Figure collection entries
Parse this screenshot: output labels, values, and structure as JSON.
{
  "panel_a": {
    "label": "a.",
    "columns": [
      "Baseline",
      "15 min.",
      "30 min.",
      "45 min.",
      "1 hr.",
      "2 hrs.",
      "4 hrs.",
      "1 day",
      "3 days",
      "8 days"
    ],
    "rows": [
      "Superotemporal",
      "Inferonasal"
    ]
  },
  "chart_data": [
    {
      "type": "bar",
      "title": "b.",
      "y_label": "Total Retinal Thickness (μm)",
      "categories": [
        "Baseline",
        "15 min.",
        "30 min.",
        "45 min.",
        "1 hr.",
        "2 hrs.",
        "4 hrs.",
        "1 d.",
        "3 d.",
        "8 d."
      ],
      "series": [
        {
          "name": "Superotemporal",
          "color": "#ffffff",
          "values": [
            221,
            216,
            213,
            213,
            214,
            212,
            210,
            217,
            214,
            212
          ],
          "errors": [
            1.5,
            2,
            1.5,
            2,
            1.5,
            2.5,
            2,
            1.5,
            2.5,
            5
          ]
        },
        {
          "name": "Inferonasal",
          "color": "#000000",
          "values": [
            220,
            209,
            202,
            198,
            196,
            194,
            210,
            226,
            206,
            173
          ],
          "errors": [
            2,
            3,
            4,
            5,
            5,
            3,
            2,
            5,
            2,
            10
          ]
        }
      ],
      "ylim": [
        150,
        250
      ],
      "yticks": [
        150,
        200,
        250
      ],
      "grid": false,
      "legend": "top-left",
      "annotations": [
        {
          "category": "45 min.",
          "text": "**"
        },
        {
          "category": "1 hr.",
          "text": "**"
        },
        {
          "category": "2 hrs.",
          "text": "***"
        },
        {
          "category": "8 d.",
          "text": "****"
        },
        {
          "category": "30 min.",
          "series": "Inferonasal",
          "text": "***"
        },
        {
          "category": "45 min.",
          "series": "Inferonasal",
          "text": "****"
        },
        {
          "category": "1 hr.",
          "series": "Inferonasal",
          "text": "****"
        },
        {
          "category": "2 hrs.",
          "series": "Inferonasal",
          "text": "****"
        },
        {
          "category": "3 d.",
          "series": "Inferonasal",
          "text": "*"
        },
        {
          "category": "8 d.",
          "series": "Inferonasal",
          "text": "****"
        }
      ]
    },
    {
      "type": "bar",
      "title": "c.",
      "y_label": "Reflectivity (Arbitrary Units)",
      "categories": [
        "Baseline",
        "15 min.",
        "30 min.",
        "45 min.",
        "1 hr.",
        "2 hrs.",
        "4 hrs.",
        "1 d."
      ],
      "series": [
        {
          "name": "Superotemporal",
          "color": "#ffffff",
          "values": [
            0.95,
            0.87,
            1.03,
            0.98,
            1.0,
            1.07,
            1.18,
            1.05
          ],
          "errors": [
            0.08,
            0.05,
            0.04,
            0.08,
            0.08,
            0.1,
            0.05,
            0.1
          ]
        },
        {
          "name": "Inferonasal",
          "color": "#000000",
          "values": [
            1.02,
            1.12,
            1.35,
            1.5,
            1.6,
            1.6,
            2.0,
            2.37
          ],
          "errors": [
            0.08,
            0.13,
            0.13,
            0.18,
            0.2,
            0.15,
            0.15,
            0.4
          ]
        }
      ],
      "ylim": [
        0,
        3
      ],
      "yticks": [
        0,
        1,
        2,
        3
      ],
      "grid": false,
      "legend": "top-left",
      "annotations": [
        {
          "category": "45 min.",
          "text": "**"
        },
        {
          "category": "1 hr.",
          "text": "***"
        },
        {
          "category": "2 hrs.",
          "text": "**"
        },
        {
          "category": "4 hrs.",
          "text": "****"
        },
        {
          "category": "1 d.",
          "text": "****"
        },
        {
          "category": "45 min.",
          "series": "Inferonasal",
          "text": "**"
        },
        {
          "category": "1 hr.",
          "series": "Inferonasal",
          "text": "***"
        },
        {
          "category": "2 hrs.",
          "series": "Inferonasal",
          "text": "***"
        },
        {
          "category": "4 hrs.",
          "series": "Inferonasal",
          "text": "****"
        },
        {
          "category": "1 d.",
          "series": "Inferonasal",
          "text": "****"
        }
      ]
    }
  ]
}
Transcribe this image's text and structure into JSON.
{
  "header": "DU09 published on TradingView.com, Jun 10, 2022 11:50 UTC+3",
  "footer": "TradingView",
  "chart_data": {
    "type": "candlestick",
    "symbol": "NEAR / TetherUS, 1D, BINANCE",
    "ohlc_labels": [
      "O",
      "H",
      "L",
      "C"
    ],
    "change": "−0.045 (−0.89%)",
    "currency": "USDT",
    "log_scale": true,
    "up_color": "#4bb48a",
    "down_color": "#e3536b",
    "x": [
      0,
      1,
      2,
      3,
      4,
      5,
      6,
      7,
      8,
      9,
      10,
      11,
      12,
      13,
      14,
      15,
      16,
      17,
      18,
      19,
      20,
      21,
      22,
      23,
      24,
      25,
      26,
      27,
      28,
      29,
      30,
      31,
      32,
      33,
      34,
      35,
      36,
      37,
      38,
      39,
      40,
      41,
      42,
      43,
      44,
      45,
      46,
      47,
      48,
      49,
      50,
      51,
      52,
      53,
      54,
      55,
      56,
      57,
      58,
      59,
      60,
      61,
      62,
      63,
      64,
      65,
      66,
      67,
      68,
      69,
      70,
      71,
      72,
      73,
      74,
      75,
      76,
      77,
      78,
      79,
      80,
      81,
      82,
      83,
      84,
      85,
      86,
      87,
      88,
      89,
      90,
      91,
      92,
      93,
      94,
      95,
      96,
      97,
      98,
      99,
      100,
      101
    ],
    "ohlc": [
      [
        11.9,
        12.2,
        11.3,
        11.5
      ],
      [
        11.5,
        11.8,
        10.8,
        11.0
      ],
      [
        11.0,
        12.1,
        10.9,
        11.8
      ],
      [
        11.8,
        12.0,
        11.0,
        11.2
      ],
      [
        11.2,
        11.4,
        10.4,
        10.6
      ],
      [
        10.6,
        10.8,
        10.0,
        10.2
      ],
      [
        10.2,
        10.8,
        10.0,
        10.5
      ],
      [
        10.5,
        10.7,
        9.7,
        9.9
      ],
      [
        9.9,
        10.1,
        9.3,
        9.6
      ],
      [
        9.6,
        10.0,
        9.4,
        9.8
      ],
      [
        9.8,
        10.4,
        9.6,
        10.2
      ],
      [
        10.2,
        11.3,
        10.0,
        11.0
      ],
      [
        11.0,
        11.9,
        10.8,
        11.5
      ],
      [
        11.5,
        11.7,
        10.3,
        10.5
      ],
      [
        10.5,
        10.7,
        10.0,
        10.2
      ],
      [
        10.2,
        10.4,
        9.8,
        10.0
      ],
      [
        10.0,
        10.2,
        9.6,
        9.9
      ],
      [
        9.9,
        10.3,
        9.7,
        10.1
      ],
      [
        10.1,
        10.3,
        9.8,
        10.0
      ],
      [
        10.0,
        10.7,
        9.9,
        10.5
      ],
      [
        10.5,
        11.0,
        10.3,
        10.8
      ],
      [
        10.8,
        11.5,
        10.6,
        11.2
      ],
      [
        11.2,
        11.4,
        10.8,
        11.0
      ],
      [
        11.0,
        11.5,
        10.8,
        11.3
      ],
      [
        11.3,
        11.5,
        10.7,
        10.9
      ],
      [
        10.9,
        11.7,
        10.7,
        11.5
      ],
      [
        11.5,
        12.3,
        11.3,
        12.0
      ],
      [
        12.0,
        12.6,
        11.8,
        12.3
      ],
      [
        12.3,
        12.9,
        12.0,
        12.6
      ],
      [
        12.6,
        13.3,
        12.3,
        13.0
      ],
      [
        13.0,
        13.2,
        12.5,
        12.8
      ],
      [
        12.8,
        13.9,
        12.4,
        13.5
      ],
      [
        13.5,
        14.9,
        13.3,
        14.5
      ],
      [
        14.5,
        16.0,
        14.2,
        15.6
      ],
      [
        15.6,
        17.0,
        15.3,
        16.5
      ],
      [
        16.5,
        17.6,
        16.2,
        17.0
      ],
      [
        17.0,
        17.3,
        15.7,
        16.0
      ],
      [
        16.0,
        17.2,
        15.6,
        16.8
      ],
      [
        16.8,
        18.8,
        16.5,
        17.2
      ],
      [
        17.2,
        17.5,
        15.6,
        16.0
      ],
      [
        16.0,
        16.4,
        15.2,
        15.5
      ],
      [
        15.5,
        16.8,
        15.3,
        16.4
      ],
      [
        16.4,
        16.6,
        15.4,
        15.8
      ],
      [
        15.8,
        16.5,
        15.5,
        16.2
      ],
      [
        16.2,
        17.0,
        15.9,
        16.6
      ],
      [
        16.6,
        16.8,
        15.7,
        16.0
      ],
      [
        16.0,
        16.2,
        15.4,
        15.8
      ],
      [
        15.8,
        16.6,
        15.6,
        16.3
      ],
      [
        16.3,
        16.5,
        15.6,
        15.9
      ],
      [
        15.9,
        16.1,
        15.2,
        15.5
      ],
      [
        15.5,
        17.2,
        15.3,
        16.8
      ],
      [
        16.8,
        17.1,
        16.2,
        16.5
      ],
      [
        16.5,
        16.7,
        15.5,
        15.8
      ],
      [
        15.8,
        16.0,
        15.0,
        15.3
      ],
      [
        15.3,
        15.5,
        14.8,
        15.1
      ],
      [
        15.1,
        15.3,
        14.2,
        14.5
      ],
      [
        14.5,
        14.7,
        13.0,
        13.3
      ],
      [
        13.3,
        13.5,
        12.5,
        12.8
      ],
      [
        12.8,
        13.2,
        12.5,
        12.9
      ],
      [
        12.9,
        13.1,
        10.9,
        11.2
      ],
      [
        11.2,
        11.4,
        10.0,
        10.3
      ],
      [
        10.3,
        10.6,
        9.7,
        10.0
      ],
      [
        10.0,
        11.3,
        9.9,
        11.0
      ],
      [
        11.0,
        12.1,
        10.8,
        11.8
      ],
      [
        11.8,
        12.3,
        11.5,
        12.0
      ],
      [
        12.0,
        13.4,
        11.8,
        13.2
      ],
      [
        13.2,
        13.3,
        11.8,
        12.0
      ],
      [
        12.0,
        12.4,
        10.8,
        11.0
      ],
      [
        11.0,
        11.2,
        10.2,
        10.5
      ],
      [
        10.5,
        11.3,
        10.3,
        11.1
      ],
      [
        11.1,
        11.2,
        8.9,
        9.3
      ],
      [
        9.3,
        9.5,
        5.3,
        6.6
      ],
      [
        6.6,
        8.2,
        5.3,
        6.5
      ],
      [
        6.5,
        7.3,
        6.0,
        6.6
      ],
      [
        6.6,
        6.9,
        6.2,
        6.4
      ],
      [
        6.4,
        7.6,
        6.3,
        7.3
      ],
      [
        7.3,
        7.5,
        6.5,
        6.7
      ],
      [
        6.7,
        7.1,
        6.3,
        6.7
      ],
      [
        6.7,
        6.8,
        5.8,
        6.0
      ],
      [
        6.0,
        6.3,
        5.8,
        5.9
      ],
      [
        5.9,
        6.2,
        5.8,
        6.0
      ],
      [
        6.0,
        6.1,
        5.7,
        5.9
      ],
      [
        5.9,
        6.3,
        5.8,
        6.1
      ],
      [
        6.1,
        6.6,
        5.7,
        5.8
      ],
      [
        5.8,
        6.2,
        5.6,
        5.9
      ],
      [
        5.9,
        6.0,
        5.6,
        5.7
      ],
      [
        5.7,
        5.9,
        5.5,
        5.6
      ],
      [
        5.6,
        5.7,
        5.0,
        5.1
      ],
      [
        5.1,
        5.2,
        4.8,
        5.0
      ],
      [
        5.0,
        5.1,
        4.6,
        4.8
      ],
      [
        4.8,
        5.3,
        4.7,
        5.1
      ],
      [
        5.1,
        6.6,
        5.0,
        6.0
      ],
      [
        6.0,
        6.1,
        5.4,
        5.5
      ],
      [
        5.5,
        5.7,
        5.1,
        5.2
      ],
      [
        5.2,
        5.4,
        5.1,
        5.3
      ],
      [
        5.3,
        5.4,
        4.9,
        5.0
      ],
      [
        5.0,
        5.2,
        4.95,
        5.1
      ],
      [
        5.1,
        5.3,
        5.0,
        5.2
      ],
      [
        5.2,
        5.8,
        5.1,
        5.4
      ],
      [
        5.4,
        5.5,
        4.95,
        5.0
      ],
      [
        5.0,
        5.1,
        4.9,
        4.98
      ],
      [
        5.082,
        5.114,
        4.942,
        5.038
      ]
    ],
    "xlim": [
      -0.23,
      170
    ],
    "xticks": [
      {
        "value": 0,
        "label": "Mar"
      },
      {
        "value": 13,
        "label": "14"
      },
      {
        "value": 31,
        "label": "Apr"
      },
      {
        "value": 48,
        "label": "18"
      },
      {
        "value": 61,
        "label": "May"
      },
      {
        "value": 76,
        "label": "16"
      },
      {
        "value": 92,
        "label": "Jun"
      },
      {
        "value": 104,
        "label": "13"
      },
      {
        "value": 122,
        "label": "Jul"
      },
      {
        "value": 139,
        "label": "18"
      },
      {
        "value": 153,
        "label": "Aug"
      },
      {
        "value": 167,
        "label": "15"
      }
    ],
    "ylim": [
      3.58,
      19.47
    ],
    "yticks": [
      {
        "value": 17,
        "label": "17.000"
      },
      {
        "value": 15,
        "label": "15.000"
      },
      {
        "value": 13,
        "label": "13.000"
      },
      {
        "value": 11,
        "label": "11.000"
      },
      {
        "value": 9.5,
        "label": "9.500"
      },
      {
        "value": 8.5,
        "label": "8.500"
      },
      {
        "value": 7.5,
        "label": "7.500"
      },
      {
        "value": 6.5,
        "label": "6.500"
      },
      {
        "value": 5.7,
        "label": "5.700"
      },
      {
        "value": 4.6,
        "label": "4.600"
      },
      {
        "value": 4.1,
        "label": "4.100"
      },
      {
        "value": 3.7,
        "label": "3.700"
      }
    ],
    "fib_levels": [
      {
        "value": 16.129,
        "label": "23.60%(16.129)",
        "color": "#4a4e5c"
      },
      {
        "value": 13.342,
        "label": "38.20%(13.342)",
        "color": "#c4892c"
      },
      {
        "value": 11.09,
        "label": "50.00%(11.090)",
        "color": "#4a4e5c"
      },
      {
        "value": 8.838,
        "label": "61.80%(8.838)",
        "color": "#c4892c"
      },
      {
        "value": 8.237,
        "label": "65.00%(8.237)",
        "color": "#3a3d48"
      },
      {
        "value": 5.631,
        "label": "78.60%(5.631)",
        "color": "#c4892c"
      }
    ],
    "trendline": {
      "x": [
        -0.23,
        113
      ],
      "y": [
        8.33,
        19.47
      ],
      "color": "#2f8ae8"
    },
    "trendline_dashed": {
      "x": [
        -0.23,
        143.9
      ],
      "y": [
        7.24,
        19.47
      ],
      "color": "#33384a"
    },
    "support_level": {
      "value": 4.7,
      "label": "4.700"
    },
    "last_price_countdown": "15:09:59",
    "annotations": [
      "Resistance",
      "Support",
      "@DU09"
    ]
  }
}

**Instruction**
Read the data above and pull out each line that holds the string "this".

**Completed exercise**
Parse this screenshot: output labels, values, and structure as JSON.
Transcribe this image's text and structure into JSON.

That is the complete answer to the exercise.